● WHAT THE TASK REQUIRES:
From the entries below, say how many lines carry the word "Argo", and give nothing but the number.

● DATA SUPPLIED:
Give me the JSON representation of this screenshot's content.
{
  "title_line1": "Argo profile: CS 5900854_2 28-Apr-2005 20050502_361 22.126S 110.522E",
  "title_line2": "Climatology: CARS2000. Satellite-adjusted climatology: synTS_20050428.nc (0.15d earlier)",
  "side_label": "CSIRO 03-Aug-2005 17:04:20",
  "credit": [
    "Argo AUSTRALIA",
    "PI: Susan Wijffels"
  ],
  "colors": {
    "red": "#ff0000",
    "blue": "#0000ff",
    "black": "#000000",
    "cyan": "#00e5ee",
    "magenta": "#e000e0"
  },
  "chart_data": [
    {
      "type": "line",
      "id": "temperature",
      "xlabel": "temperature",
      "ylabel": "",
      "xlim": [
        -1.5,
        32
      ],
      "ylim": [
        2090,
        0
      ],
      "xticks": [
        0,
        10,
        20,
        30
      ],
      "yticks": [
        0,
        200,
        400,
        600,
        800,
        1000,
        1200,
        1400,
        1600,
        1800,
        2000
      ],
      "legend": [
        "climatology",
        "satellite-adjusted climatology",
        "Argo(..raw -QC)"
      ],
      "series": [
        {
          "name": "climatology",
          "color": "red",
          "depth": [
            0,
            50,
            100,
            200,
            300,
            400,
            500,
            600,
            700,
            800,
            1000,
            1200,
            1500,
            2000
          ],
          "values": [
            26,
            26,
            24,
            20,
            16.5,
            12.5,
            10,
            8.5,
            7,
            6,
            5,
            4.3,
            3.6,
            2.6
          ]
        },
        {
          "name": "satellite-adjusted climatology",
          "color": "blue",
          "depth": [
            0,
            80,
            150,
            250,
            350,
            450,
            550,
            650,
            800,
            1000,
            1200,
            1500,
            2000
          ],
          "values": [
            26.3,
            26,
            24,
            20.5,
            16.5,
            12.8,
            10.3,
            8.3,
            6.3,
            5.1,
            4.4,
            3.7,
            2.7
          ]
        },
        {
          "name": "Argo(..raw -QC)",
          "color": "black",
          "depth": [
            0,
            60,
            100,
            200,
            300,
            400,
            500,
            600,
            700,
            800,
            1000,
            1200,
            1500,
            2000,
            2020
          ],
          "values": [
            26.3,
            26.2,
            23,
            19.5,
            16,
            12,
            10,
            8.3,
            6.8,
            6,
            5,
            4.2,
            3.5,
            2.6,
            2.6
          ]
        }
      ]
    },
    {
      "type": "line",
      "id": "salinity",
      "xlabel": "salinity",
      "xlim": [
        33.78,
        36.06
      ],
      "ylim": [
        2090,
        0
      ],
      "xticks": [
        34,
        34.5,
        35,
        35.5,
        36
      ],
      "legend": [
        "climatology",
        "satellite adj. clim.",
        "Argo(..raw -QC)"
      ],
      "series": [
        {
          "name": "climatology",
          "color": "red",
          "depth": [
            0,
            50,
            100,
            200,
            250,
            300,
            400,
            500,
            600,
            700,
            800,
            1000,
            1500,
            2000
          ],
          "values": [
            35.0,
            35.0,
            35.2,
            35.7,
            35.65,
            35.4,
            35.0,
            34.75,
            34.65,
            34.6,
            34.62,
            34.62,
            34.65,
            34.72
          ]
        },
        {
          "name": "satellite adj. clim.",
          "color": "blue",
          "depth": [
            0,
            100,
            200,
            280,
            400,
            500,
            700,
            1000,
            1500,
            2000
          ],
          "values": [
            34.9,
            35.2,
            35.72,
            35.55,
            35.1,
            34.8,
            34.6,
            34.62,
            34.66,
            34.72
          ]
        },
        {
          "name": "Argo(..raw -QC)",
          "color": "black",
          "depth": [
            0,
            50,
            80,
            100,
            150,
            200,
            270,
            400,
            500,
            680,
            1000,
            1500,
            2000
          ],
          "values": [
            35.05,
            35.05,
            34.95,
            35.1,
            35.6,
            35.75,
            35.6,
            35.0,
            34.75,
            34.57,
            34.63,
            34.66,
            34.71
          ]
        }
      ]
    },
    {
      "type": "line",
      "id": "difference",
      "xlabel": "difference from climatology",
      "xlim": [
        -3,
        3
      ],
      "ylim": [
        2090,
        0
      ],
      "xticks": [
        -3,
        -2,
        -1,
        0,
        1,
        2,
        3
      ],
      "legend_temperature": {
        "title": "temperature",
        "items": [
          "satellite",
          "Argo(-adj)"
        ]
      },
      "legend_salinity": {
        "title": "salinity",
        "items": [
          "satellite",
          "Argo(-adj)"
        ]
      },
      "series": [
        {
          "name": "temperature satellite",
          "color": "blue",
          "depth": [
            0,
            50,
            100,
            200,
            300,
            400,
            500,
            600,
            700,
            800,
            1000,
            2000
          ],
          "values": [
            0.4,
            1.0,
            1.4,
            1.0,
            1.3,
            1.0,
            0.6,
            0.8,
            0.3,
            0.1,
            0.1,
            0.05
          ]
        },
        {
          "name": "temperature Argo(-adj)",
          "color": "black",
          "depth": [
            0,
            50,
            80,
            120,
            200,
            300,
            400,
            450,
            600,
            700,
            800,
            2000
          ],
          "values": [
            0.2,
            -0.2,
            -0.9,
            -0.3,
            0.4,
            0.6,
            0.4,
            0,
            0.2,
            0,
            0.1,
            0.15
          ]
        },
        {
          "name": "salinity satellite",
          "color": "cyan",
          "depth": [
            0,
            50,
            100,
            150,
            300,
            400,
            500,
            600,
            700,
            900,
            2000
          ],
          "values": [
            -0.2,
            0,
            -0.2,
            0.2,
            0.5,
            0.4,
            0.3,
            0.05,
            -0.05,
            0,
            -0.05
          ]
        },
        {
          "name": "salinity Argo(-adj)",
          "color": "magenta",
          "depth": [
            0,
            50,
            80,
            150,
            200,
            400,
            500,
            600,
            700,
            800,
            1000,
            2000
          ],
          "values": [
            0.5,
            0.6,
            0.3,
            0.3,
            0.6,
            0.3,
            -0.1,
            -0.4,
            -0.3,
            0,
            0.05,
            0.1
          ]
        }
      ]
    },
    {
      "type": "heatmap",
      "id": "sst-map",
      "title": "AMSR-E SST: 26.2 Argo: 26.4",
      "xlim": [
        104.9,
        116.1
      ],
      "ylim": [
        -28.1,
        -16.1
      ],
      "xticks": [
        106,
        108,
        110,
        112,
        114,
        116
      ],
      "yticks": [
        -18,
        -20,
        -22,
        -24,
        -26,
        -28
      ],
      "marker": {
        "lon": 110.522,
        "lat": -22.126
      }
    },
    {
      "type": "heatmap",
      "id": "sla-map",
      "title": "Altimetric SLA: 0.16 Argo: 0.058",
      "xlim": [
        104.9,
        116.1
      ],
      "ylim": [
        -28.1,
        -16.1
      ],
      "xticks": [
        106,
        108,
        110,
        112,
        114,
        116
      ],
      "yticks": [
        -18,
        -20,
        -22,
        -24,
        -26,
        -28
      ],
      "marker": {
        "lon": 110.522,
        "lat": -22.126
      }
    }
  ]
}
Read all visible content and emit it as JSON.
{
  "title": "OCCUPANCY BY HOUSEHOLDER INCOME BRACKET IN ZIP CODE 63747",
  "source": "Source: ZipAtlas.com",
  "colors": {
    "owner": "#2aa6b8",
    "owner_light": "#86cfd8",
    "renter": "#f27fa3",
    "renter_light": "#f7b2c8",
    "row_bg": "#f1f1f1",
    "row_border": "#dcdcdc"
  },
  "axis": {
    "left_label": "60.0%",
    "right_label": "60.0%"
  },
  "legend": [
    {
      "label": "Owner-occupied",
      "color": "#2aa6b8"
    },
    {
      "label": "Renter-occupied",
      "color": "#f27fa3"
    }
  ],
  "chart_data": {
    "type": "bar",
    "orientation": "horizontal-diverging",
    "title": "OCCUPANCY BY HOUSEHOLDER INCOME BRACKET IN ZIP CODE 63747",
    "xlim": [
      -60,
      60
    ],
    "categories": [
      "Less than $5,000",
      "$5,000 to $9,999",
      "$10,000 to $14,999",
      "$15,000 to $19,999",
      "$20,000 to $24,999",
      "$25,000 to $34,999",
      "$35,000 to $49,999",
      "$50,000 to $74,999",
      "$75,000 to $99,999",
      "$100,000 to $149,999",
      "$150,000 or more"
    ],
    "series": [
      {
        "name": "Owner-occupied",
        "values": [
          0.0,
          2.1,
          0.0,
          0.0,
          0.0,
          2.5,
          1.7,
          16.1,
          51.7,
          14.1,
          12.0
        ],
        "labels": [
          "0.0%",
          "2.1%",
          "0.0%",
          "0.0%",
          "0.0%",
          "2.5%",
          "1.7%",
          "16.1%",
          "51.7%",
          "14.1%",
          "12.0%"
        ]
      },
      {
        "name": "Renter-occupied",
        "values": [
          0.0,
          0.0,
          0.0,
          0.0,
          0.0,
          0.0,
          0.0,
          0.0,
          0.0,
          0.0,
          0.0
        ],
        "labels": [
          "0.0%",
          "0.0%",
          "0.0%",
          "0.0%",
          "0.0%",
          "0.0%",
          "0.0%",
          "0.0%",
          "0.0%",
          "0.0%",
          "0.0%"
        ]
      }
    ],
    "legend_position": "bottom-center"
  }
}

● FINAL RESULT:
12